▼▼▼
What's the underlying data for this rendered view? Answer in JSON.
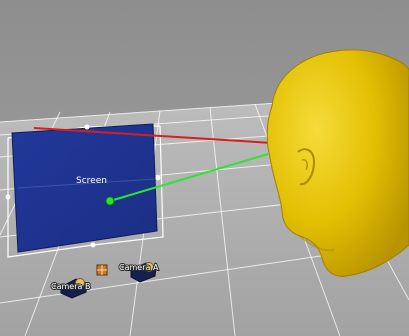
{
  "viewport": {
    "background_color": "#9a9a9a",
    "floor_color": "#a5a5a5",
    "grid_color": "#ffffff"
  },
  "screen": {
    "label": "Screen",
    "fill_color": "#1f3592",
    "frame_color": "#ffffff"
  },
  "rays": {
    "red_color": "#d81e1e",
    "green_color": "#2be62b"
  },
  "cameras": [
    {
      "label": "Camera A"
    },
    {
      "label": "Camera B"
    }
  ],
  "head": {
    "fill_color": "#e7c300"
  }
}
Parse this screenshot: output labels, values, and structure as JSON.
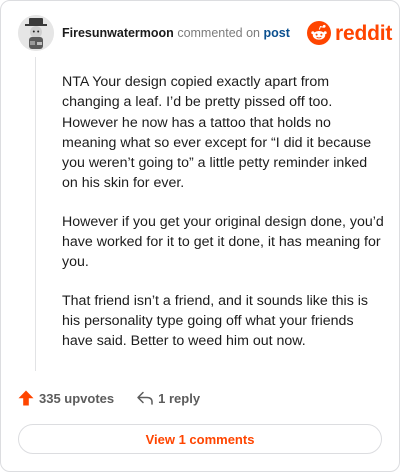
{
  "comment": {
    "username": "Firesunwatermoon",
    "action_text": "commented on",
    "post_link_text": "post",
    "paragraphs": [
      "NTA Your design copied exactly apart from changing a leaf. I’d be pretty pissed off too. However he now has a tattoo that holds no meaning what so ever except for “I did it because you weren’t going to” a little petty reminder inked on his skin for ever.",
      "However if you get your original design done, you’d have worked for it to get it done, it has meaning for you.",
      "That friend isn’t a friend, and it sounds like this is his personality type going off what your friends have said. Better to weed him out now."
    ],
    "upvotes_label": "335 upvotes",
    "reply_label": "1 reply",
    "view_comments_label": "View 1 comments"
  },
  "brand": {
    "logo_text": "reddit",
    "accent_color": "#ff4500",
    "link_color": "#0a4f8f"
  },
  "icons": {
    "avatar": "avatar-cat-hat",
    "logo": "reddit-snoo-icon",
    "upvote": "upvote-arrow-icon",
    "reply": "reply-arrow-icon"
  }
}
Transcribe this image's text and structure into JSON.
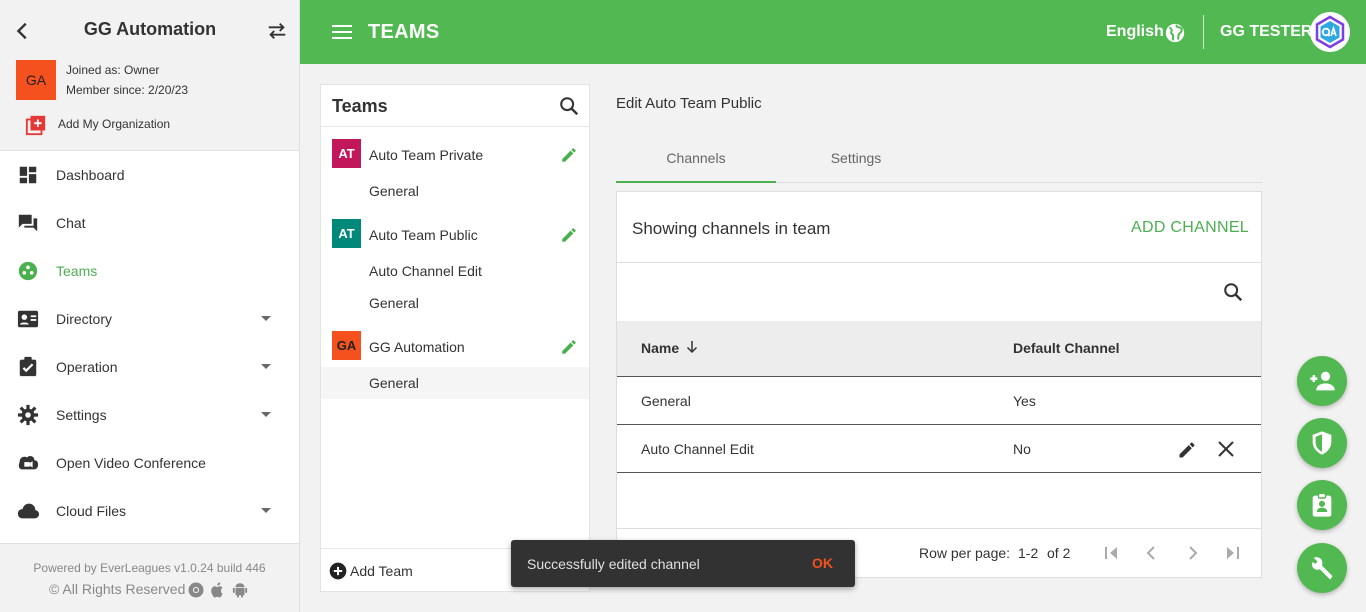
{
  "sidebar": {
    "title": "GG Automation",
    "org_avatar": "GA",
    "joined": "Joined as: Owner",
    "member_since": "Member since: 2/20/23",
    "add_org": "Add My Organization",
    "nav": [
      {
        "label": "Dashboard",
        "icon": "dashboard-icon"
      },
      {
        "label": "Chat",
        "icon": "chat-icon"
      },
      {
        "label": "Teams",
        "icon": "teams-icon",
        "active": true
      },
      {
        "label": "Directory",
        "icon": "directory-icon",
        "expandable": true
      },
      {
        "label": "Operation",
        "icon": "operation-icon",
        "expandable": true
      },
      {
        "label": "Settings",
        "icon": "gear-icon",
        "expandable": true
      },
      {
        "label": "Open Video Conference",
        "icon": "video-conference-icon"
      },
      {
        "label": "Cloud Files",
        "icon": "cloud-icon",
        "expandable": true
      }
    ],
    "powered_by": "Powered by EverLeagues v1.0.24 build 446",
    "rights": "© All Rights Reserved"
  },
  "header": {
    "title": "TEAMS",
    "language": "English",
    "user": "GG TESTER",
    "accent_color": "#52b852"
  },
  "teams_panel": {
    "title": "Teams",
    "add_team": "Add Team",
    "teams": [
      {
        "badge": "AT",
        "badge_color": "#c2185b",
        "name": "Auto Team Private",
        "channels": [
          "General"
        ]
      },
      {
        "badge": "AT",
        "badge_color": "#00897b",
        "name": "Auto Team Public",
        "channels": [
          "Auto Channel Edit",
          "General"
        ]
      },
      {
        "badge": "GA",
        "badge_color": "#f4511e",
        "name": "GG Automation",
        "channels": [
          "General"
        ]
      }
    ]
  },
  "main": {
    "edit_title": "Edit Auto Team Public",
    "tabs": [
      "Channels",
      "Settings"
    ],
    "card_title": "Showing channels in team",
    "add_channel": "ADD CHANNEL",
    "columns": [
      "Name",
      "Default Channel"
    ],
    "rows": [
      {
        "name": "General",
        "default": "Yes"
      },
      {
        "name": "Auto Channel Edit",
        "default": "No"
      }
    ],
    "rows_per_page_label": "Row per page:",
    "range": "1-2",
    "of": "of 2"
  },
  "snackbar": {
    "message": "Successfully edited channel",
    "action": "OK"
  }
}
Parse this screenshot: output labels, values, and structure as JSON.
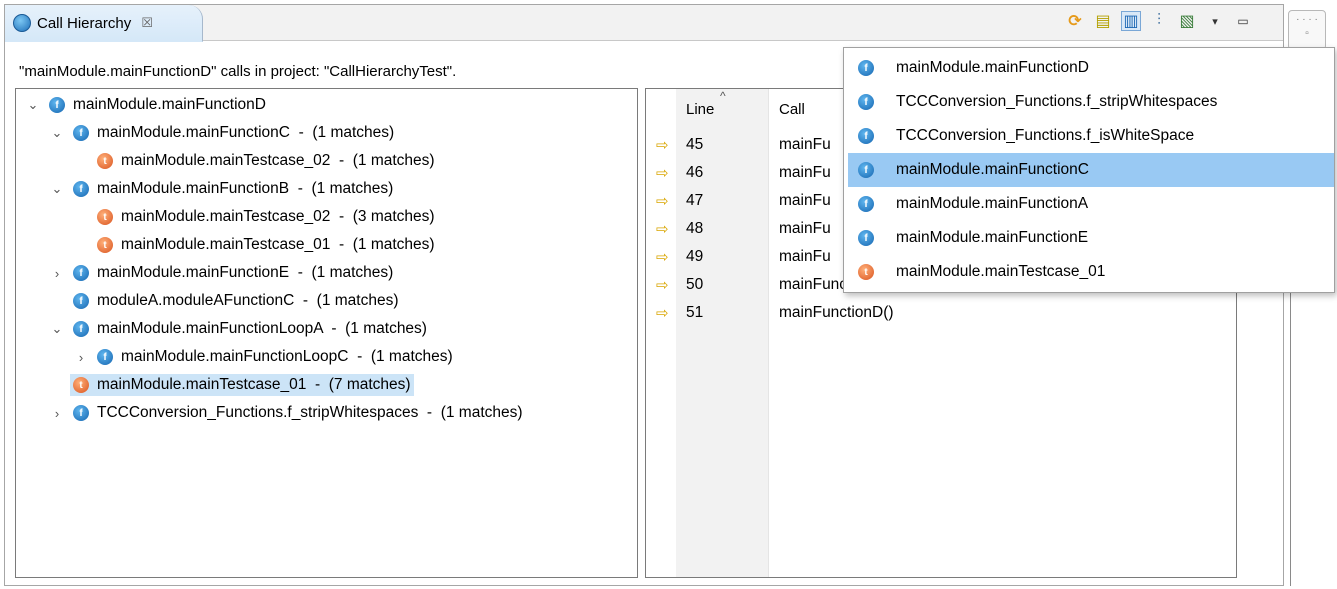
{
  "view": {
    "tab_label": "Call Hierarchy",
    "tab_close_glyph": "☒",
    "tab_icon": "call-hierarchy-icon"
  },
  "toolbar": {
    "icons": [
      "refresh-icon",
      "document-icon",
      "layout-icon",
      "hierarchy-icon",
      "history-icon",
      "view-menu-icon",
      "minimize-icon"
    ],
    "glyphs": {
      "refresh": "⟳",
      "document": "▤",
      "layout": "▥",
      "hierarchy": "⫶",
      "history": "▧",
      "view_menu": "▾",
      "minimize": "▭"
    }
  },
  "description": "\"mainModule.mainFunctionD\" calls in project: \"CallHierarchyTest\".",
  "tree": {
    "rows": [
      {
        "arrow": "⌄",
        "icon": "fn",
        "text": "mainModule.mainFunctionD",
        "selected": false
      },
      {
        "arrow": "⌄",
        "icon": "fn",
        "text": "mainModule.mainFunctionC  -  (1 matches)",
        "selected": false
      },
      {
        "arrow": "",
        "icon": "tc",
        "text": "mainModule.mainTestcase_02  -  (1 matches)",
        "selected": false
      },
      {
        "arrow": "⌄",
        "icon": "fn",
        "text": "mainModule.mainFunctionB  -  (1 matches)",
        "selected": false
      },
      {
        "arrow": "",
        "icon": "tc",
        "text": "mainModule.mainTestcase_02  -  (3 matches)",
        "selected": false
      },
      {
        "arrow": "",
        "icon": "tc",
        "text": "mainModule.mainTestcase_01  -  (1 matches)",
        "selected": false
      },
      {
        "arrow": "›",
        "icon": "fn",
        "text": "mainModule.mainFunctionE  -  (1 matches)",
        "selected": false
      },
      {
        "arrow": "",
        "icon": "fn",
        "text": "moduleA.moduleAFunctionC  -  (1 matches)",
        "selected": false
      },
      {
        "arrow": "⌄",
        "icon": "fn",
        "text": "mainModule.mainFunctionLoopA  -  (1 matches)",
        "selected": false
      },
      {
        "arrow": "›",
        "icon": "fn",
        "text": "mainModule.mainFunctionLoopC  -  (1 matches)",
        "selected": false
      },
      {
        "arrow": "",
        "icon": "tc",
        "text": "mainModule.mainTestcase_01  -  (7 matches)",
        "selected": true
      },
      {
        "arrow": "›",
        "icon": "fn",
        "text": "TCCConversion_Functions.f_stripWhitespaces  -  (1 matches)",
        "selected": false
      }
    ],
    "icon_glyph": {
      "fn": "f",
      "tc": "t"
    }
  },
  "table": {
    "headers": {
      "line": "Line",
      "call": "Call",
      "sort_indicator": "^"
    },
    "marker_glyph": "⇨",
    "rows": [
      {
        "line": "45",
        "call": "mainFu"
      },
      {
        "line": "46",
        "call": "mainFu"
      },
      {
        "line": "47",
        "call": "mainFu"
      },
      {
        "line": "48",
        "call": "mainFu"
      },
      {
        "line": "49",
        "call": "mainFu"
      },
      {
        "line": "50",
        "call": "mainFunctionD()"
      },
      {
        "line": "51",
        "call": "mainFunctionD()"
      }
    ]
  },
  "minimized": {
    "dots": "· · · ·",
    "restore_glyph": "▫"
  },
  "history_dropdown": {
    "items": [
      {
        "icon": "fn",
        "text": "mainModule.mainFunctionD",
        "selected": false
      },
      {
        "icon": "fn",
        "text": "TCCConversion_Functions.f_stripWhitespaces",
        "selected": false
      },
      {
        "icon": "fn",
        "text": "TCCConversion_Functions.f_isWhiteSpace",
        "selected": false
      },
      {
        "icon": "fn",
        "text": "mainModule.mainFunctionC",
        "selected": true
      },
      {
        "icon": "fn",
        "text": "mainModule.mainFunctionA",
        "selected": false
      },
      {
        "icon": "fn",
        "text": "mainModule.mainFunctionE",
        "selected": false
      },
      {
        "icon": "tc",
        "text": "mainModule.mainTestcase_01",
        "selected": false
      }
    ]
  },
  "colors": {
    "selection": "#cce4f7",
    "dropdown_selection": "#99c9f3",
    "function_icon": "#1565b0",
    "testcase_icon": "#d9531e",
    "marker_arrow": "#d9a600"
  }
}
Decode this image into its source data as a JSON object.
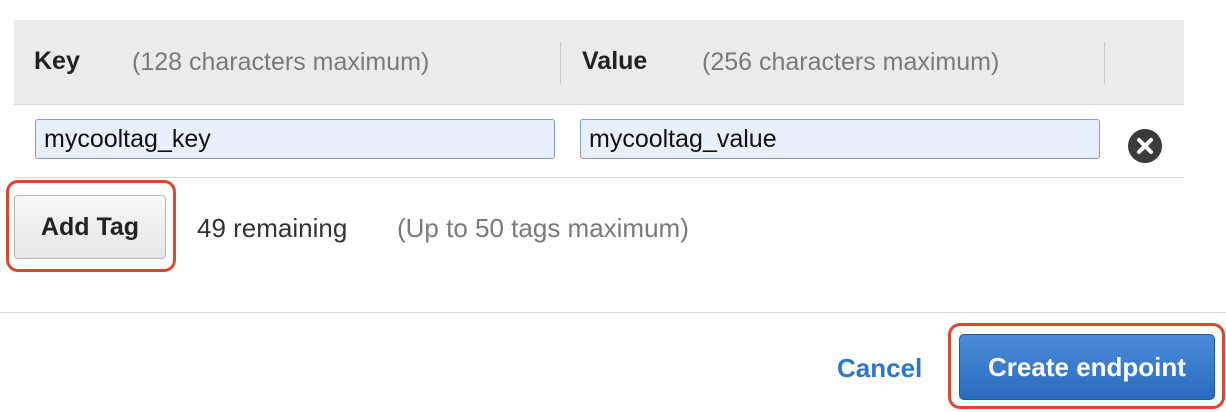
{
  "tags_table": {
    "key_header": "Key",
    "key_hint": "(128 characters maximum)",
    "value_header": "Value",
    "value_hint": "(256 characters maximum)",
    "rows": [
      {
        "key": "mycooltag_key",
        "value": "mycooltag_value"
      }
    ],
    "remove_icon": "close-circle-icon"
  },
  "add_tag": {
    "button_label": "Add Tag",
    "remaining_text": "49 remaining",
    "max_note": "(Up to 50 tags maximum)"
  },
  "footer": {
    "cancel_label": "Cancel",
    "create_label": "Create endpoint"
  },
  "colors": {
    "highlight": "#e3452c",
    "primary_button": "#2f72c4",
    "link": "#2b78c6",
    "input_background": "#e8f0fe"
  }
}
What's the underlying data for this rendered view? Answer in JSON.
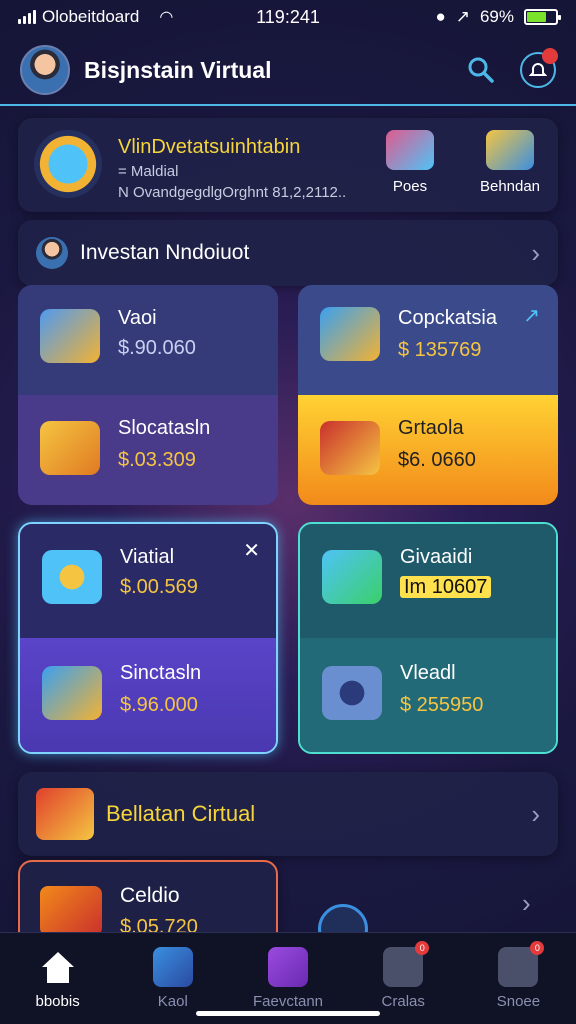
{
  "status_bar": {
    "carrier": "Olobeitdoard",
    "time": "119:241",
    "battery": "69%",
    "battery_level": 0.69
  },
  "header": {
    "title": "Bisjnstain Virtual"
  },
  "promo": {
    "title": "VlinDvetatsuinhtabin",
    "subtitle": "= Maldial",
    "meta": "N OvandgegdlgOrghnt 81,2,2112..",
    "actions": [
      {
        "label": "Poes"
      },
      {
        "label": "Behndan"
      }
    ]
  },
  "section_invest": {
    "title": "Investan Nndoiuot"
  },
  "tiles": [
    {
      "top": {
        "label": "Vaoi",
        "value": "$.90.060"
      },
      "bottom": {
        "label": "Slocatasln",
        "value": "$.03.309"
      }
    },
    {
      "top": {
        "label": "Copckatsia",
        "value": "$ 135769"
      },
      "bottom": {
        "label": "Grtaola",
        "value": "$6. 0660"
      }
    },
    {
      "top": {
        "label": "Viatial",
        "value": "$.00.569"
      },
      "bottom": {
        "label": "Sinctasln",
        "value": "$.96.000"
      }
    },
    {
      "top": {
        "label": "Givaaidi",
        "value": "Im 10607"
      },
      "bottom": {
        "label": "Vleadl",
        "value": "$ 255950"
      }
    }
  ],
  "section_virtual": {
    "title": "Bellatan Cirtual"
  },
  "peek_card": {
    "label": "Celdio",
    "value": "$.05.720"
  },
  "tabbar": [
    {
      "label": "bbobis"
    },
    {
      "label": "Kaol"
    },
    {
      "label": "Faevctann"
    },
    {
      "label": "Cralas",
      "badge": "0"
    },
    {
      "label": "Snoee",
      "badge": "0"
    }
  ]
}
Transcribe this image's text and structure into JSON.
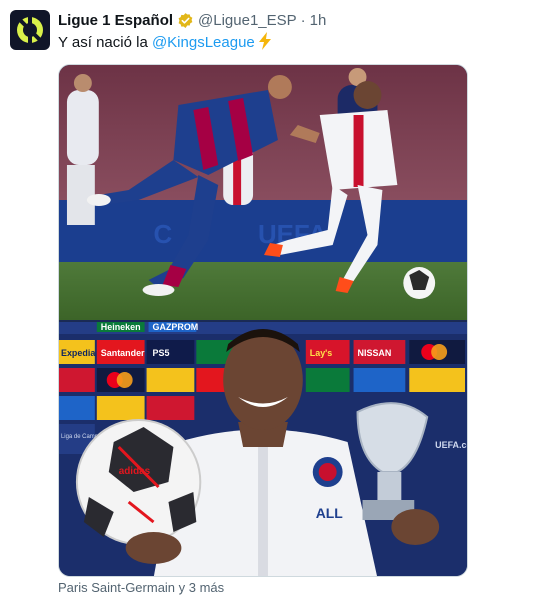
{
  "author": {
    "display_name": "Ligue 1 Español",
    "handle": "@Ligue1_ESP",
    "separator": "·",
    "time": "1h",
    "verified_badge": "gold-verified-icon",
    "avatar_icon": "ligue1-logo-icon"
  },
  "tweet": {
    "text_prefix": "Y así nació la ",
    "mention": "@KingsLeague",
    "emoji": "lightning-bolt-icon"
  },
  "media": {
    "top_photo": "match-action-photo",
    "bottom_photo": "player-trophy-photo",
    "board_sponsors": [
      "Heineken",
      "GAZPROM",
      "Expedia",
      "Santander",
      "PS5",
      "Lay's",
      "NISSAN",
      "Mastercard"
    ],
    "board_small_text": "Liga de Campeones",
    "trophy_label": "UEFA.com",
    "ball_brand": "adidas",
    "club_crest_text": "PARIS",
    "shirt_sponsor": "ALL"
  },
  "tagged_users": "Paris Saint-Germain y 3 más",
  "colors": {
    "link": "#1d9bf0",
    "secondary_text": "#536471",
    "border": "#cfd9de",
    "verified_gold": "#e2b719"
  }
}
▲▲▲
- [PROBLEM STATEMENT] Show every line from the listing above in which the string "ffffff" appears.

- [TASK SOLUTION]
    "grid_color": "#ffffff"
    "frame_color": "#ffffff"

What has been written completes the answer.